## GOAL
Without including the pictures, copy out every line below.

===== DATA SUPPLIED

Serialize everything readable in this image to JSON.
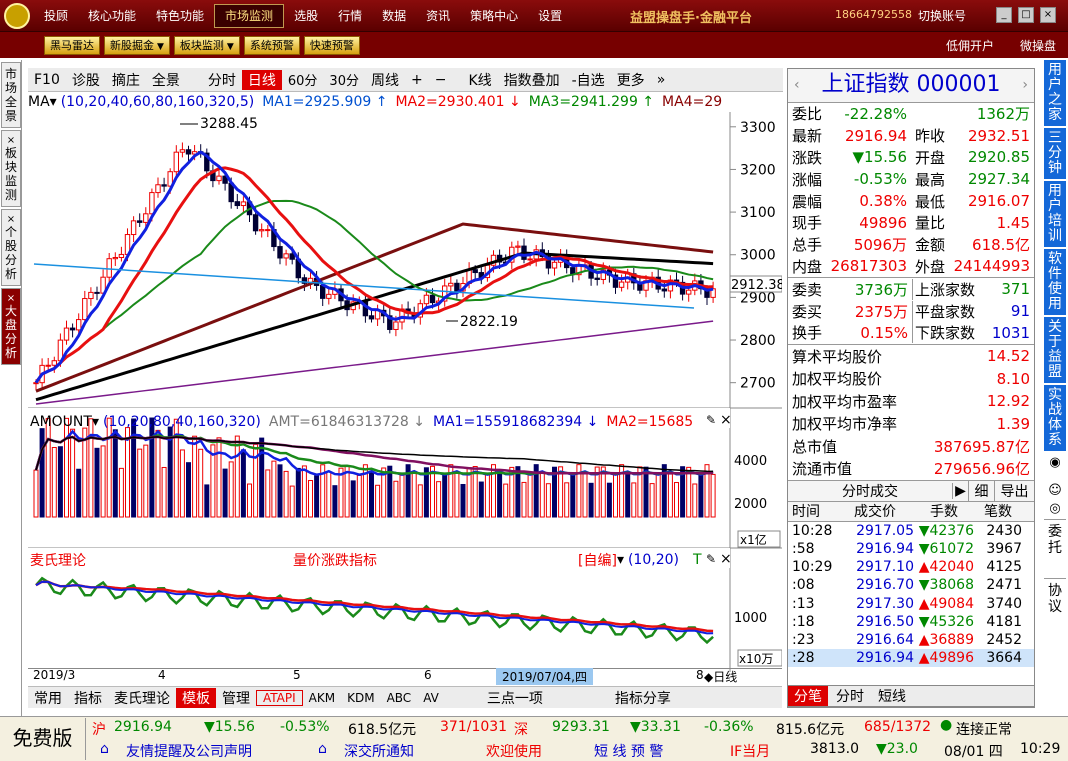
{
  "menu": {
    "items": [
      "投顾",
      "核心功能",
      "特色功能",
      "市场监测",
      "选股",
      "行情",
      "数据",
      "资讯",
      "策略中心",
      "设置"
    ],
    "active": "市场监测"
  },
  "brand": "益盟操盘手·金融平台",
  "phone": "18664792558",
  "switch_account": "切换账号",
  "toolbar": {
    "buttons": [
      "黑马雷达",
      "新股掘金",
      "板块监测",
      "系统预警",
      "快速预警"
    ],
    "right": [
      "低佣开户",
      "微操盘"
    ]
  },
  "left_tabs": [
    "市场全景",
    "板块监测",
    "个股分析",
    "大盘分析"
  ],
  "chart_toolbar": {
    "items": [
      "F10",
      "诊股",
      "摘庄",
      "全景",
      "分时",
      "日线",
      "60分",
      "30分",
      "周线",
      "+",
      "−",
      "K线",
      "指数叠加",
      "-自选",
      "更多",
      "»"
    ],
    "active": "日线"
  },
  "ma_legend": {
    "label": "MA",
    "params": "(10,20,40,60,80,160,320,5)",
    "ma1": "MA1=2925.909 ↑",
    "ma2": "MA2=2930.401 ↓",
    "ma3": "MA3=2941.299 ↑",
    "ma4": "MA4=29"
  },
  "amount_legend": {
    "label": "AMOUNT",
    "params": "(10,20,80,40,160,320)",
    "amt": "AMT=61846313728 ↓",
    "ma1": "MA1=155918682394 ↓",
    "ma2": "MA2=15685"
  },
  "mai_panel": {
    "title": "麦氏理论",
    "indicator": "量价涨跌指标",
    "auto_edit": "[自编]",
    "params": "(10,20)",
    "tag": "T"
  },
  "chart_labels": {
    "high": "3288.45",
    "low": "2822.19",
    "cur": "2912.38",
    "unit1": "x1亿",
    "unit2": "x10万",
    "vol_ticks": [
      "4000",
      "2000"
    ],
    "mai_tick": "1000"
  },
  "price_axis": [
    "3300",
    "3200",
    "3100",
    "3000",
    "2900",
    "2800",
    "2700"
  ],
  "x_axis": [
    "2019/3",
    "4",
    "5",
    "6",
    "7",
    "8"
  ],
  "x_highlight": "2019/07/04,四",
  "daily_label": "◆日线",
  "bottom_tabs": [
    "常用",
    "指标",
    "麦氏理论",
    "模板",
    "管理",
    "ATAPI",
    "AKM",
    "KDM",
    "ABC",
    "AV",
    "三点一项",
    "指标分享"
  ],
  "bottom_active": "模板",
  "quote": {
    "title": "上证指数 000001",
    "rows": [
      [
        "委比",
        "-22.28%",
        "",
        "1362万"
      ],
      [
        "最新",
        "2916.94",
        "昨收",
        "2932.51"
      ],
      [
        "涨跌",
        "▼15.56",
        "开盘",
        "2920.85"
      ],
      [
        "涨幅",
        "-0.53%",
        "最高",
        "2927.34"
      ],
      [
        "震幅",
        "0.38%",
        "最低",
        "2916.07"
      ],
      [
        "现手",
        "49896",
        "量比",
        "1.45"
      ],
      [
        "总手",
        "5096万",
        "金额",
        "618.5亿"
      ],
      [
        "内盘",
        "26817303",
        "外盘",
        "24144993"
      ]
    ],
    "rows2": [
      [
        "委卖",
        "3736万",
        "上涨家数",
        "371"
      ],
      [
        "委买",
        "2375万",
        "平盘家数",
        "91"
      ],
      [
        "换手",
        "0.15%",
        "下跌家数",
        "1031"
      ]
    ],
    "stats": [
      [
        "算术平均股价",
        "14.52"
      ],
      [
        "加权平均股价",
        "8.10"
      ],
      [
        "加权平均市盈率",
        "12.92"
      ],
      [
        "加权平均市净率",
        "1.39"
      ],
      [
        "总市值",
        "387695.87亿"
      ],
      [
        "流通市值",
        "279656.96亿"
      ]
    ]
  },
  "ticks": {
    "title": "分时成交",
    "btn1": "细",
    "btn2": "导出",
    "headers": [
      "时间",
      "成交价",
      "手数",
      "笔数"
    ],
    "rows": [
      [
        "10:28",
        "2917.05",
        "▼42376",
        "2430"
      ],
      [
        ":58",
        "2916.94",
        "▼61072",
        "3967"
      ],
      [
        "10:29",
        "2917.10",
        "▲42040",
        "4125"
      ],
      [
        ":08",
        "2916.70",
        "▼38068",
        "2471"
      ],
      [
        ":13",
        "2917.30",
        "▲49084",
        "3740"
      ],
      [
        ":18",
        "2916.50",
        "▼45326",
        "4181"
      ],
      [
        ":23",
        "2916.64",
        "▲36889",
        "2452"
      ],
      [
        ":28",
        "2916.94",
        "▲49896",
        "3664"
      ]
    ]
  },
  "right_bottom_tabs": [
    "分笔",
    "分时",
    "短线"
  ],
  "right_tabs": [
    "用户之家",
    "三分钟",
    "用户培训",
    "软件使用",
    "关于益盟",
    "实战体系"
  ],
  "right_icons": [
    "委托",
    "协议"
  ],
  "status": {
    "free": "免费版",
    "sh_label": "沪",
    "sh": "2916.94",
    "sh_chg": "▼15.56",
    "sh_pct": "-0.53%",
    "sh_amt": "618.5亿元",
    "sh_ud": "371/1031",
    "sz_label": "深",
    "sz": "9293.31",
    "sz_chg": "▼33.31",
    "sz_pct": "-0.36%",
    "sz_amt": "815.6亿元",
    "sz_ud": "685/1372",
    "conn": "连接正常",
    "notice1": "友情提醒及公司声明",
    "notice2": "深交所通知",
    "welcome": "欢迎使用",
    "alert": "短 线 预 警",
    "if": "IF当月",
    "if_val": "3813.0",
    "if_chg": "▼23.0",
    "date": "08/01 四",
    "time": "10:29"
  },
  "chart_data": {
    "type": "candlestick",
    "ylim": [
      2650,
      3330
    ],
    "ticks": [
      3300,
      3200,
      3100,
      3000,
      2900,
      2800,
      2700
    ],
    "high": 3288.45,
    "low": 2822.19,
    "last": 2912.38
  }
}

==========

## SOLUTION TO THE EXERCISE
Serialize everything readable in this image to JSON.
{
  "menu": {
    "items": [
      "投顾",
      "核心功能",
      "特色功能",
      "市场监测",
      "选股",
      "行情",
      "数据",
      "资讯",
      "策略中心",
      "设置"
    ],
    "active": "市场监测"
  },
  "brand": "益盟操盘手·金融平台",
  "phone": "18664792558",
  "switch_account": "切换账号",
  "toolbar": {
    "buttons": [
      "黑马雷达",
      "新股掘金",
      "板块监测",
      "系统预警",
      "快速预警"
    ],
    "right": [
      "低佣开户",
      "微操盘"
    ]
  },
  "left_tabs": [
    "市场全景",
    "板块监测",
    "个股分析",
    "大盘分析"
  ],
  "chart_toolbar": {
    "items": [
      "F10",
      "诊股",
      "摘庄",
      "全景",
      "分时",
      "日线",
      "60分",
      "30分",
      "周线",
      "+",
      "−",
      "K线",
      "指数叠加",
      "-自选",
      "更多",
      "»"
    ],
    "active": "日线"
  },
  "ma_legend": {
    "label": "MA",
    "params": "(10,20,40,60,80,160,320,5)",
    "ma1": "MA1=2925.909 ↑",
    "ma2": "MA2=2930.401 ↓",
    "ma3": "MA3=2941.299 ↑",
    "ma4": "MA4=29"
  },
  "amount_legend": {
    "label": "AMOUNT",
    "params": "(10,20,80,40,160,320)",
    "amt": "AMT=61846313728 ↓",
    "ma1": "MA1=155918682394 ↓",
    "ma2": "MA2=15685"
  },
  "mai_panel": {
    "title": "麦氏理论",
    "indicator": "量价涨跌指标",
    "auto_edit": "[自编]",
    "params": "(10,20)",
    "tag": "T"
  },
  "chart_labels": {
    "high": "3288.45",
    "low": "2822.19",
    "cur": "2912.38",
    "unit1": "x1亿",
    "unit2": "x10万",
    "vol_ticks": [
      "4000",
      "2000"
    ],
    "mai_tick": "1000"
  },
  "price_axis": [
    "3300",
    "3200",
    "3100",
    "3000",
    "2900",
    "2800",
    "2700"
  ],
  "x_axis": [
    "2019/3",
    "4",
    "5",
    "6",
    "7",
    "8"
  ],
  "x_highlight": "2019/07/04,四",
  "daily_label": "◆日线",
  "bottom_tabs": [
    "常用",
    "指标",
    "麦氏理论",
    "模板",
    "管理",
    "ATAPI",
    "AKM",
    "KDM",
    "ABC",
    "AV",
    "三点一项",
    "指标分享"
  ],
  "bottom_active": "模板",
  "quote": {
    "title": "上证指数 000001",
    "rows": [
      [
        "委比",
        "-22.28%",
        "",
        "1362万"
      ],
      [
        "最新",
        "2916.94",
        "昨收",
        "2932.51"
      ],
      [
        "涨跌",
        "▼15.56",
        "开盘",
        "2920.85"
      ],
      [
        "涨幅",
        "-0.53%",
        "最高",
        "2927.34"
      ],
      [
        "震幅",
        "0.38%",
        "最低",
        "2916.07"
      ],
      [
        "现手",
        "49896",
        "量比",
        "1.45"
      ],
      [
        "总手",
        "5096万",
        "金额",
        "618.5亿"
      ],
      [
        "内盘",
        "26817303",
        "外盘",
        "24144993"
      ]
    ],
    "rows2": [
      [
        "委卖",
        "3736万",
        "上涨家数",
        "371"
      ],
      [
        "委买",
        "2375万",
        "平盘家数",
        "91"
      ],
      [
        "换手",
        "0.15%",
        "下跌家数",
        "1031"
      ]
    ],
    "stats": [
      [
        "算术平均股价",
        "14.52"
      ],
      [
        "加权平均股价",
        "8.10"
      ],
      [
        "加权平均市盈率",
        "12.92"
      ],
      [
        "加权平均市净率",
        "1.39"
      ],
      [
        "总市值",
        "387695.87亿"
      ],
      [
        "流通市值",
        "279656.96亿"
      ]
    ]
  },
  "ticks": {
    "title": "分时成交",
    "btn1": "细",
    "btn2": "导出",
    "headers": [
      "时间",
      "成交价",
      "手数",
      "笔数"
    ],
    "rows": [
      [
        "10:28",
        "2917.05",
        "▼42376",
        "2430"
      ],
      [
        ":58",
        "2916.94",
        "▼61072",
        "3967"
      ],
      [
        "10:29",
        "2917.10",
        "▲42040",
        "4125"
      ],
      [
        ":08",
        "2916.70",
        "▼38068",
        "2471"
      ],
      [
        ":13",
        "2917.30",
        "▲49084",
        "3740"
      ],
      [
        ":18",
        "2916.50",
        "▼45326",
        "4181"
      ],
      [
        ":23",
        "2916.64",
        "▲36889",
        "2452"
      ],
      [
        ":28",
        "2916.94",
        "▲49896",
        "3664"
      ]
    ]
  },
  "right_bottom_tabs": [
    "分笔",
    "分时",
    "短线"
  ],
  "right_tabs": [
    "用户之家",
    "三分钟",
    "用户培训",
    "软件使用",
    "关于益盟",
    "实战体系"
  ],
  "right_icons": [
    "委托",
    "协议"
  ],
  "status": {
    "free": "免费版",
    "sh_label": "沪",
    "sh": "2916.94",
    "sh_chg": "▼15.56",
    "sh_pct": "-0.53%",
    "sh_amt": "618.5亿元",
    "sh_ud": "371/1031",
    "sz_label": "深",
    "sz": "9293.31",
    "sz_chg": "▼33.31",
    "sz_pct": "-0.36%",
    "sz_amt": "815.6亿元",
    "sz_ud": "685/1372",
    "conn": "连接正常",
    "notice1": "友情提醒及公司声明",
    "notice2": "深交所通知",
    "welcome": "欢迎使用",
    "alert": "短 线 预 警",
    "if": "IF当月",
    "if_val": "3813.0",
    "if_chg": "▼23.0",
    "date": "08/01 四",
    "time": "10:29"
  },
  "chart_data": {
    "type": "candlestick",
    "ylim": [
      2650,
      3330
    ],
    "ticks": [
      3300,
      3200,
      3100,
      3000,
      2900,
      2800,
      2700
    ],
    "high": 3288.45,
    "low": 2822.19,
    "last": 2912.38
  }
}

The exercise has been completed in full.